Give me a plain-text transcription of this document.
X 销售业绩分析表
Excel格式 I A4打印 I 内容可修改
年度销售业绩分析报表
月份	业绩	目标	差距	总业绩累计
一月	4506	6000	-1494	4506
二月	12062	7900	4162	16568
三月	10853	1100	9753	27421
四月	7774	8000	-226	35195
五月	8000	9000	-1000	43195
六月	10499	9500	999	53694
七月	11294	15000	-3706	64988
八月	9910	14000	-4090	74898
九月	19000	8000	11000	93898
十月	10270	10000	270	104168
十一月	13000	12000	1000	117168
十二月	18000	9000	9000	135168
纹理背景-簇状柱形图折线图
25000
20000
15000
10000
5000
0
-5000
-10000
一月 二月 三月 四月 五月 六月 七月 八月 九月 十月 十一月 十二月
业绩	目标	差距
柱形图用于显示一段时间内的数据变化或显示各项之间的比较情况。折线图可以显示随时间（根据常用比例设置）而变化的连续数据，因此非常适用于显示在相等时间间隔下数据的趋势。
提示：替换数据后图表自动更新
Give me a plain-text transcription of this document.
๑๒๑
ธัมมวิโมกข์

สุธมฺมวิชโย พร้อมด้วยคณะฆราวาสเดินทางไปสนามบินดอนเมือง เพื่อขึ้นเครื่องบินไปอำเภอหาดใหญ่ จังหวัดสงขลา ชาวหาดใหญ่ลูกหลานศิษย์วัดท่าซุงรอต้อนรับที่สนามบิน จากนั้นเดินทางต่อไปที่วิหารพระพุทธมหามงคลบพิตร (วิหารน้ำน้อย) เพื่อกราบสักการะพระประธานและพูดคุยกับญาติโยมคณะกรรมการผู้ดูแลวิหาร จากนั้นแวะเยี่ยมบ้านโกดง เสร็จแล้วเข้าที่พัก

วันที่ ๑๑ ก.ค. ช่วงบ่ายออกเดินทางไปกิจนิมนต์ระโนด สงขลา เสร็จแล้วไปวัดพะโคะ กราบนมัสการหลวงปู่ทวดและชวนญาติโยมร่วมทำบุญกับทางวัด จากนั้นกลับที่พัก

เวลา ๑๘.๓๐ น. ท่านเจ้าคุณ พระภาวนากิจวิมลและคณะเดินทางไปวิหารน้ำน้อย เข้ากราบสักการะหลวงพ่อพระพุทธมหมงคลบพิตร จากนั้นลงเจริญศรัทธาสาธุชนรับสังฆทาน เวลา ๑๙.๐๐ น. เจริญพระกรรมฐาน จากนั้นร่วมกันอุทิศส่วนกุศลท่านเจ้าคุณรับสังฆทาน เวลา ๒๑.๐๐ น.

########

**SHORT PROBLEM**
Word for word, quote all of the data above.

**THE RESPONSE**
Give me a plain-text transcription of this document.
X 销售业绩分析表
Excel格式 I A4打印 I 内容可修改
年度销售业绩分析报表
月份	业绩	目标	差距	总业绩累计
一月	4506	6000	-1494	4506
二月	12062	7900	4162	16568
三月	10853	1100	9753	27421
四月	7774	8000	-226	35195
五月	8000	9000	-1000	43195
六月	10499	9500	999	53694
七月	11294	15000	-3706	64988
八月	9910	14000	-4090	74898
九月	19000	8000	11000	93898
十月	10270	10000	270	104168
十一月	13000	12000	1000	117168
十二月	18000	9000	9000	135168
纹理背景-簇状柱形图折线图
25000
20000
15000
10000
5000
0
-5000
-10000
一月 二月 三月 四月 五月 六月 七月 八月 九月 十月 十一月 十二月
业绩	目标	差距
柱形图用于显示一段时间内的数据变化或显示各项之间的比较情况。折线图可以显示随时间（根据常用比例设置）而变化的连续数据，因此非常适用于显示在相等时间间隔下数据的趋势。
提示：替换数据后图表自动更新
Give me a plain-text transcription of this document.
๑๒๑
ธัมมวิโมกข์

สุธมฺมวิชโย พร้อมด้วยคณะฆราวาสเดินทางไปสนามบินดอนเมือง เพื่อขึ้นเครื่องบินไปอำเภอหาดใหญ่ จังหวัดสงขลา ชาวหาดใหญ่ลูกหลานศิษย์วัดท่าซุงรอต้อนรับที่สนามบิน จากนั้นเดินทางต่อไปที่วิหารพระพุทธมหามงคลบพิตร (วิหารน้ำน้อย) เพื่อกราบสักการะพระประธานและพูดคุยกับญาติโยมคณะกรรมการผู้ดูแลวิหาร จากนั้นแวะเยี่ยมบ้านโกดง เสร็จแล้วเข้าที่พัก

วันที่ ๑๑ ก.ค. ช่วงบ่ายออกเดินทางไปกิจนิมนต์ระโนด สงขลา เสร็จแล้วไปวัดพะโคะ กราบนมัสการหลวงปู่ทวดและชวนญาติโยมร่วมทำบุญกับทางวัด จากนั้นกลับที่พัก

เวลา ๑๘.๓๐ น. ท่านเจ้าคุณ พระภาวนากิจวิมลและคณะเดินทางไปวิหารน้ำน้อย เข้ากราบสักการะหลวงพ่อพระพุทธมหมงคลบพิตร จากนั้นลงเจริญศรัทธาสาธุชนรับสังฆทาน เวลา ๑๙.๐๐ น. เจริญพระกรรมฐาน จากนั้นร่วมกันอุทิศส่วนกุศลท่านเจ้าคุณรับสังฆทาน เวลา ๒๑.๐๐ น.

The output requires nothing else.